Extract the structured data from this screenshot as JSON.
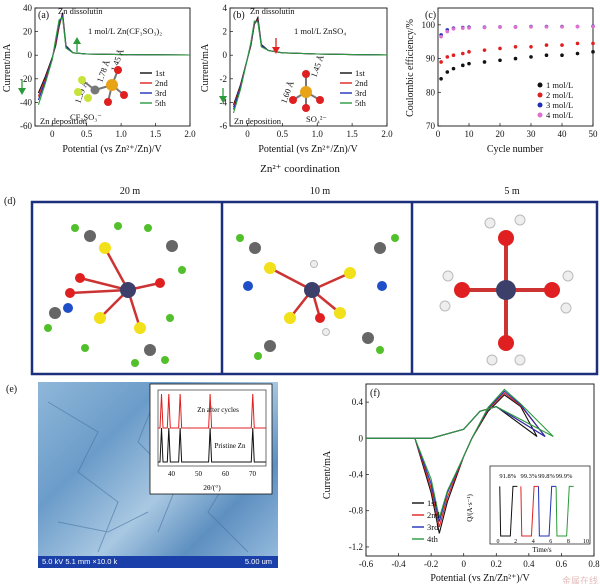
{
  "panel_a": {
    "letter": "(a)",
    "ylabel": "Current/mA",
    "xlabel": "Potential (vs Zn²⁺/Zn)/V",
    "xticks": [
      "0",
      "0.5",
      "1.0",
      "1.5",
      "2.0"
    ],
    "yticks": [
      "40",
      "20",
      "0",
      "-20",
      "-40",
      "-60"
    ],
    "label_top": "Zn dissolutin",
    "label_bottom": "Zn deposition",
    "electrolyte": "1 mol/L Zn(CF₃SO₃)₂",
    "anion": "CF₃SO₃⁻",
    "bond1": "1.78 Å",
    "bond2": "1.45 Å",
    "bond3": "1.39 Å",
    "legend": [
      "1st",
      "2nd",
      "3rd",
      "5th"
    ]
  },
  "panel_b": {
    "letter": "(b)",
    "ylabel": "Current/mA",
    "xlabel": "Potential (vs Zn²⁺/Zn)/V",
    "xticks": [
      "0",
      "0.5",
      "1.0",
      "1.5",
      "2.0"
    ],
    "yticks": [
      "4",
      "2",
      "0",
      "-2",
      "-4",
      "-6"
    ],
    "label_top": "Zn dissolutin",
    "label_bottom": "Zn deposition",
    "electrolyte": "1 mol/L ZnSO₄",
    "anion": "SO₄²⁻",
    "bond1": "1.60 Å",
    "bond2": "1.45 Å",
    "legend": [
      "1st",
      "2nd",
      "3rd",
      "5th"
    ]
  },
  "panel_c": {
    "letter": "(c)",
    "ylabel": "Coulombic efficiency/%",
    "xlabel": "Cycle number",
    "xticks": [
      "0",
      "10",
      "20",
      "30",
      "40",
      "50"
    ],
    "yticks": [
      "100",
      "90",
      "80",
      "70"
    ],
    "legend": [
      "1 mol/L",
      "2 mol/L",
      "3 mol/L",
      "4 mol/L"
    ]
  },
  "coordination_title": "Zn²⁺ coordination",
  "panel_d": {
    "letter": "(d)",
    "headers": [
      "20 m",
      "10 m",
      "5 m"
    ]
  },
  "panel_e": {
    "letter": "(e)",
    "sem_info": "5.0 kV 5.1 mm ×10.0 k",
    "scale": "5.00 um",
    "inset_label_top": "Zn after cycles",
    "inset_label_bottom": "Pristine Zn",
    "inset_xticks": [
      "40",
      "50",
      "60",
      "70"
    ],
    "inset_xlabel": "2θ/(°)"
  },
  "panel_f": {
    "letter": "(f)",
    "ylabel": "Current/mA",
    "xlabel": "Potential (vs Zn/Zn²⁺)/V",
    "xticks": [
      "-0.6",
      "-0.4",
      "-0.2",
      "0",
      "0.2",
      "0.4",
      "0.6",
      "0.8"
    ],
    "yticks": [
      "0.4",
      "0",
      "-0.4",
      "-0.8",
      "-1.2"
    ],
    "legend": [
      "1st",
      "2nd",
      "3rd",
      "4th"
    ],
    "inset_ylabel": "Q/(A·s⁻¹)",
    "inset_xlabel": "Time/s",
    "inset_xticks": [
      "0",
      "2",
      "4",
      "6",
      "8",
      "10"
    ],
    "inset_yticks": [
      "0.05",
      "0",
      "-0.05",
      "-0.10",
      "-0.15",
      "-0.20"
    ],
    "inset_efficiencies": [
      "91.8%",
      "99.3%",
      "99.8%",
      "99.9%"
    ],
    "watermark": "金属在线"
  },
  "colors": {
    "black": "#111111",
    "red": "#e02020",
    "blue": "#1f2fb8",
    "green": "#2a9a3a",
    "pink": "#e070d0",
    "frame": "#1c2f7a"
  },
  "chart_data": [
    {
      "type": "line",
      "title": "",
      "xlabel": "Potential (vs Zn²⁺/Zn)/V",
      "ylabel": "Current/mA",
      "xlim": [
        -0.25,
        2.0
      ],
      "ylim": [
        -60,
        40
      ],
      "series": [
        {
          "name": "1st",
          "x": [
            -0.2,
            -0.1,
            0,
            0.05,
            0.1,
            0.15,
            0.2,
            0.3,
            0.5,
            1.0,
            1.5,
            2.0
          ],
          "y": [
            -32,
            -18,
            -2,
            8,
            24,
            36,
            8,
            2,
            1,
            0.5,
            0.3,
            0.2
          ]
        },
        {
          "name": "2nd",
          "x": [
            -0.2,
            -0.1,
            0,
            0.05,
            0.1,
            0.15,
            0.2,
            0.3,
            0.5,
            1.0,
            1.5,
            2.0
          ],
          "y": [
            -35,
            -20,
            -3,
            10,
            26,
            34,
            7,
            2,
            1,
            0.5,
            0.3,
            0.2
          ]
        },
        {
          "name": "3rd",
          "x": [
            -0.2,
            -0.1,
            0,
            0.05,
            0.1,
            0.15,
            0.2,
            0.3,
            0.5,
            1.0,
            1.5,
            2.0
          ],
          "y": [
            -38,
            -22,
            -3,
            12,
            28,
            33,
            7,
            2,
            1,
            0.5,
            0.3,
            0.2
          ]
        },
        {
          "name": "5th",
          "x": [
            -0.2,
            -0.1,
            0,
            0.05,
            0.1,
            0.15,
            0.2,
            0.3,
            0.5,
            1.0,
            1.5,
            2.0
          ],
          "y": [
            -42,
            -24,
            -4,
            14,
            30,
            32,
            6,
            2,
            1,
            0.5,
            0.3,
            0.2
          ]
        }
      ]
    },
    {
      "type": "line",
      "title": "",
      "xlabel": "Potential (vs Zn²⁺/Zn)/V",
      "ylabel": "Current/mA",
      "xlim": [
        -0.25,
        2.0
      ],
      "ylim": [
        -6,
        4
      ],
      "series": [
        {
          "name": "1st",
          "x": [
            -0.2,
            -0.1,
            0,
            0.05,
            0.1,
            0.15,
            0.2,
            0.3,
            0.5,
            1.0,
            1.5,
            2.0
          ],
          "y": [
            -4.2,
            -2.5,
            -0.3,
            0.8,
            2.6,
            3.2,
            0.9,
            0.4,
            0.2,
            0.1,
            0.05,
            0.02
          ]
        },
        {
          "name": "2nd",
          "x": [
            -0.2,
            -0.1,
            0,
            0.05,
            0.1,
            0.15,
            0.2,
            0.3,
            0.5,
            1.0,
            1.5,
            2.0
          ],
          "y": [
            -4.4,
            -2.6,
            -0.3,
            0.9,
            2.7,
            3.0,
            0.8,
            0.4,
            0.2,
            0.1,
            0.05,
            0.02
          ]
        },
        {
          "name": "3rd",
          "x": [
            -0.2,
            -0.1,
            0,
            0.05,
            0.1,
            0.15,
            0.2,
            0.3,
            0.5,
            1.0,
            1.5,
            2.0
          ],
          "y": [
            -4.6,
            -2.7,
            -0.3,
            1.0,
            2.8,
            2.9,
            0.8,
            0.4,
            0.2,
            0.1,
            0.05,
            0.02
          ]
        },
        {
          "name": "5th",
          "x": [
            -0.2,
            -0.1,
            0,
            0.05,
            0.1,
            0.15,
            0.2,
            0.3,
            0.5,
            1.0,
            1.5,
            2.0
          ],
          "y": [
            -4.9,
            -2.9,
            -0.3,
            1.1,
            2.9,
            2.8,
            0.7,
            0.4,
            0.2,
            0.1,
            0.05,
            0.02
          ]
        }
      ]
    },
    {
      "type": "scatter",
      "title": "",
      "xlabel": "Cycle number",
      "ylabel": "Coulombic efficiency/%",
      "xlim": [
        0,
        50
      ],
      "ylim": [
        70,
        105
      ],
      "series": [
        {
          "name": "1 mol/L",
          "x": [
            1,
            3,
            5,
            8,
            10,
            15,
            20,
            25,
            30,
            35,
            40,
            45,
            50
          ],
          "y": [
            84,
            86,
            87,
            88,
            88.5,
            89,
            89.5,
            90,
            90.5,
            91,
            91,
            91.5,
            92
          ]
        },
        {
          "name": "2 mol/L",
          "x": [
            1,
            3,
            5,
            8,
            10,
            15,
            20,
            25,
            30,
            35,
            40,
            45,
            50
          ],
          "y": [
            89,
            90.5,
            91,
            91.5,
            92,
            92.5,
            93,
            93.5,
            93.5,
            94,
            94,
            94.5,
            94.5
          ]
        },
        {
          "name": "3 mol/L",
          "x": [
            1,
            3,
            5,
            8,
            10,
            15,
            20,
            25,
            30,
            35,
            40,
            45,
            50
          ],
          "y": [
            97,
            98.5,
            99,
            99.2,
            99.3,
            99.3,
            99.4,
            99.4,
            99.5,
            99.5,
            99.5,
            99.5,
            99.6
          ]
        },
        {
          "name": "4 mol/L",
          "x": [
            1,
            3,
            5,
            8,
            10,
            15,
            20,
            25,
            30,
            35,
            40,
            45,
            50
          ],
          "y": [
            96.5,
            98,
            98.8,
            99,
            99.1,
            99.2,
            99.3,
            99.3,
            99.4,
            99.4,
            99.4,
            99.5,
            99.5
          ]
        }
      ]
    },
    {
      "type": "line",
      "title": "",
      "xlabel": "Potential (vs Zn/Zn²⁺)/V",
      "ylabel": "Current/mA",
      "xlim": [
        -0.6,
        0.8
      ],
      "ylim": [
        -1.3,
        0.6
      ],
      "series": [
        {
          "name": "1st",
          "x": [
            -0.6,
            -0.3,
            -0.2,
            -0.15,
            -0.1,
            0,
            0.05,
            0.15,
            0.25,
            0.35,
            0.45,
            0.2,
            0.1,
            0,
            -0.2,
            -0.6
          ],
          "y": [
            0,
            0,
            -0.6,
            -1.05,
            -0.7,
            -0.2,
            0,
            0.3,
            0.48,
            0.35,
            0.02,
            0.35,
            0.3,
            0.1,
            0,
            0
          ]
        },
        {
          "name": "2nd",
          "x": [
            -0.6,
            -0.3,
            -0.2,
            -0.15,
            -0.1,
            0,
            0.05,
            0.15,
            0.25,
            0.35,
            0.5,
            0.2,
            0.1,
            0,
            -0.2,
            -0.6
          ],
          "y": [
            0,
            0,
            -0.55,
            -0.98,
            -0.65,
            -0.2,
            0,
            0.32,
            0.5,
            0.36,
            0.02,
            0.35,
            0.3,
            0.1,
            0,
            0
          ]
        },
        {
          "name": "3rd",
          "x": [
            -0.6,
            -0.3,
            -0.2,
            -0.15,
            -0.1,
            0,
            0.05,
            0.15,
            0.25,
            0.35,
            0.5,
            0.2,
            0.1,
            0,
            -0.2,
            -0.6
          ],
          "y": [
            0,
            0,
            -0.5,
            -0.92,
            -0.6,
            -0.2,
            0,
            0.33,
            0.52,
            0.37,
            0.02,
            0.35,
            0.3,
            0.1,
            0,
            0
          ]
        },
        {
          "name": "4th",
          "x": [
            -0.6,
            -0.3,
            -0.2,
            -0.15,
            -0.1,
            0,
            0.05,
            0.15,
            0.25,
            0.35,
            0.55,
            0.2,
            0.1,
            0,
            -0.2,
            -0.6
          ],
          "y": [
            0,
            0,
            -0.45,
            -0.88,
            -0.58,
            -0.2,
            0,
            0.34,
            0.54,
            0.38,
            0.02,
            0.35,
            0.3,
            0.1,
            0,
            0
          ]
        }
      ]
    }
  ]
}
● ● ● ● ● ● ●
Check each line above for the word "electrolyte", and copy the lines where it appears.

Answer for the task:
    "electrolyte": "1 mol/L Zn(CF₃SO₃)₂",
    "electrolyte": "1 mol/L ZnSO₄",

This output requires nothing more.